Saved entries
◆ ◆ ◆ ◆

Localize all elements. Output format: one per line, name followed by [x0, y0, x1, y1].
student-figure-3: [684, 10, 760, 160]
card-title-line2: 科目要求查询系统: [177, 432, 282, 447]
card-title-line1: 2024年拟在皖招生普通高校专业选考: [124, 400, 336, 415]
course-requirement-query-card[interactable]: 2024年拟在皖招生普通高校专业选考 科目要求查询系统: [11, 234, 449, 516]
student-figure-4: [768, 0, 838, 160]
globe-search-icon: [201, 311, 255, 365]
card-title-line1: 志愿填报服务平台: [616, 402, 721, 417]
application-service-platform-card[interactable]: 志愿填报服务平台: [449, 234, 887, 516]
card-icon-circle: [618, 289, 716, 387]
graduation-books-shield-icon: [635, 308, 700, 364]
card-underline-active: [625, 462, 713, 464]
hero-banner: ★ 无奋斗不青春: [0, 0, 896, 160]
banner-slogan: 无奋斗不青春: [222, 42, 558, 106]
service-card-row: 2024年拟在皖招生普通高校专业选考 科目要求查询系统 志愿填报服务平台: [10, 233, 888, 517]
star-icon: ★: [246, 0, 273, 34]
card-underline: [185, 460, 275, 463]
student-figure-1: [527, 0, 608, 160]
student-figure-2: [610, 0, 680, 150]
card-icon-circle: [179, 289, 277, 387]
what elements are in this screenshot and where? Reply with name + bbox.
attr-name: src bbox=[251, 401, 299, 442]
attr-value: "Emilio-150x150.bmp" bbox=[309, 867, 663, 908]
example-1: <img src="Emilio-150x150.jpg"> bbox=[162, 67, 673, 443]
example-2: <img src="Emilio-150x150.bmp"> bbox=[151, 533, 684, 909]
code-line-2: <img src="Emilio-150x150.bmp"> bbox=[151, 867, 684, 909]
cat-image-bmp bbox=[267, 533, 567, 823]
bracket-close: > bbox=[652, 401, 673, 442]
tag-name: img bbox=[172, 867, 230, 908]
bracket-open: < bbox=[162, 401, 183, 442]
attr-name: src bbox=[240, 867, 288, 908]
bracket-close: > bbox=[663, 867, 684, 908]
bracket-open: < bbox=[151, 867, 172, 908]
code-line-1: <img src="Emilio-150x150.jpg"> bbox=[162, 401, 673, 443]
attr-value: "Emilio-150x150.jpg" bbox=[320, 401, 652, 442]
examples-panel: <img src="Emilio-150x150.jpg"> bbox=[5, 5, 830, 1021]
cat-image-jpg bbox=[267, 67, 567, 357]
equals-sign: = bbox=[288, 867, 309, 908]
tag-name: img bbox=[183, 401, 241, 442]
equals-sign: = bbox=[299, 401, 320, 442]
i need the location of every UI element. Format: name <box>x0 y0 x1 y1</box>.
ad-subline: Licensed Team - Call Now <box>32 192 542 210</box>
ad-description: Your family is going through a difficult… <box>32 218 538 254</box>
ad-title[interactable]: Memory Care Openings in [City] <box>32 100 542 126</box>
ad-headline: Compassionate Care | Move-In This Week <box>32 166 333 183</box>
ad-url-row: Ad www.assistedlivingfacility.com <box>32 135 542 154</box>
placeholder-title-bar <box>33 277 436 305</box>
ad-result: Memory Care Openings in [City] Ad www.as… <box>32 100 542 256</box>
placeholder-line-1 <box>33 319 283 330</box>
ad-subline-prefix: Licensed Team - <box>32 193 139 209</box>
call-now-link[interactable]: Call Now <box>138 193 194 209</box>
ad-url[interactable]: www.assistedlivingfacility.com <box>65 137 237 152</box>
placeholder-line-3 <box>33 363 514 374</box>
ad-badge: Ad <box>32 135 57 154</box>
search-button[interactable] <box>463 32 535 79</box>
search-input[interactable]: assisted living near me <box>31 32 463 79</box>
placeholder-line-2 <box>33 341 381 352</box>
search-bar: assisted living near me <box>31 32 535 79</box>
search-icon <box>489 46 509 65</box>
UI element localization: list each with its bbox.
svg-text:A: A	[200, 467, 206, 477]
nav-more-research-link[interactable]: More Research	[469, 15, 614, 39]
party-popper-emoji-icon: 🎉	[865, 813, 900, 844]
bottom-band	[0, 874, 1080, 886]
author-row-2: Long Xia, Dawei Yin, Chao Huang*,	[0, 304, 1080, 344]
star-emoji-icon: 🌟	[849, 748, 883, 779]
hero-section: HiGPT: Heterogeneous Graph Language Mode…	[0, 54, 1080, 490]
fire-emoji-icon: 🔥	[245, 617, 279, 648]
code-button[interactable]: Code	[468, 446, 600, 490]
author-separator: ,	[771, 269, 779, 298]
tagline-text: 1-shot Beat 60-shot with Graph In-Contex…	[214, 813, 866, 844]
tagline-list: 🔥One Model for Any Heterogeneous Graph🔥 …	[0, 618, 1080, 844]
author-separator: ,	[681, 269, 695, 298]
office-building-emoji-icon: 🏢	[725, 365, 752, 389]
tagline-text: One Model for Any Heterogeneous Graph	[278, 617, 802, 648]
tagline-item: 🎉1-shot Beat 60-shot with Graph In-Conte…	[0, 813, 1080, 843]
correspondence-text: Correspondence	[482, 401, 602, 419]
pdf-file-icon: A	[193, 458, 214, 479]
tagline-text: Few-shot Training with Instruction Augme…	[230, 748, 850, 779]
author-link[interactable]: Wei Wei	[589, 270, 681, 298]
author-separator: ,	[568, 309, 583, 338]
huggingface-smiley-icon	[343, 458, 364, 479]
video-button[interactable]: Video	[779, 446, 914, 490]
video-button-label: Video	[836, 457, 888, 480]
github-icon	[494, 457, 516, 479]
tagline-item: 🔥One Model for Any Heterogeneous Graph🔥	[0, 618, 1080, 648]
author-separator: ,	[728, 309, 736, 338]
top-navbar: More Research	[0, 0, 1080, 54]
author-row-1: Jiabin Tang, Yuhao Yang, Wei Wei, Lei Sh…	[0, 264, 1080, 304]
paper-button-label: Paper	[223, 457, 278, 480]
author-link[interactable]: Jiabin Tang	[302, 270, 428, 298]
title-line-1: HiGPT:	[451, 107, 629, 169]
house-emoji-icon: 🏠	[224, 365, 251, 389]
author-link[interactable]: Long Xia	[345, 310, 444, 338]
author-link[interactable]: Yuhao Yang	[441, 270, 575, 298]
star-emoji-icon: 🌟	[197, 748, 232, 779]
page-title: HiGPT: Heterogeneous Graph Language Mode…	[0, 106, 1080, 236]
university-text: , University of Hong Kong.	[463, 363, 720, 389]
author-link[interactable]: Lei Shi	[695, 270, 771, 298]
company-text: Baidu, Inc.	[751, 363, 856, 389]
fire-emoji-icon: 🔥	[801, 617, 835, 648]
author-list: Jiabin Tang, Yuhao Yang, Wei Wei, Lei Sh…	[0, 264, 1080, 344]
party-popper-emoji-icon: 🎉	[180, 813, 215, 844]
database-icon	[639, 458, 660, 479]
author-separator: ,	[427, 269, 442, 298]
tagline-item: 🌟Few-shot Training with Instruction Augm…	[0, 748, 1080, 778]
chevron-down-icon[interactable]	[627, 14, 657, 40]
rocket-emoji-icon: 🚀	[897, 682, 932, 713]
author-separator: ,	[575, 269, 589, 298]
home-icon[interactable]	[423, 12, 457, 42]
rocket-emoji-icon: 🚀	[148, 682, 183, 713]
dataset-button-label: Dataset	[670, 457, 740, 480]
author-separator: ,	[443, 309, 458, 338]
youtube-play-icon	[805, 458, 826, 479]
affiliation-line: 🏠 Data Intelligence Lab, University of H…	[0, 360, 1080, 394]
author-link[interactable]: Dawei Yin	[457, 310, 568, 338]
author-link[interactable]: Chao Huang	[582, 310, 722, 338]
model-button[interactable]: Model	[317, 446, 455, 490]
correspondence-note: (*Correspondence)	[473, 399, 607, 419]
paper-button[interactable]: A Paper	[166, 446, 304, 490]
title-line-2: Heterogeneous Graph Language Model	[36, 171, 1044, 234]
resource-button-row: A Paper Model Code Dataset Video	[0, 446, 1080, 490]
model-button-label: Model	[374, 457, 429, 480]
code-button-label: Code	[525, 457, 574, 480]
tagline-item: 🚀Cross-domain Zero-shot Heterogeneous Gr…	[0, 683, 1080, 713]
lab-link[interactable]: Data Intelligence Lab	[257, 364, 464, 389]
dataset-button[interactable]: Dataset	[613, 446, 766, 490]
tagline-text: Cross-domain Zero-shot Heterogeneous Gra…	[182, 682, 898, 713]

◆ ◆ ◆ ◆

Rewrite the items from the start through the line containing "234, 887, 516]", substituting "card-heading-line1" for every "card-title-line1" and leaving all else as it is.

Expected answer ::
Localize all elements. Output format: one per line, name followed by [x0, y0, x1, y1].
student-figure-3: [684, 10, 760, 160]
card-title-line2: 科目要求查询系统: [177, 432, 282, 447]
card-heading-line1: 2024年拟在皖招生普通高校专业选考: [124, 400, 336, 415]
course-requirement-query-card[interactable]: 2024年拟在皖招生普通高校专业选考 科目要求查询系统: [11, 234, 449, 516]
student-figure-4: [768, 0, 838, 160]
globe-search-icon: [201, 311, 255, 365]
card-heading-line1: 志愿填报服务平台: [616, 402, 721, 417]
application-service-platform-card[interactable]: 志愿填报服务平台: [449, 234, 887, 516]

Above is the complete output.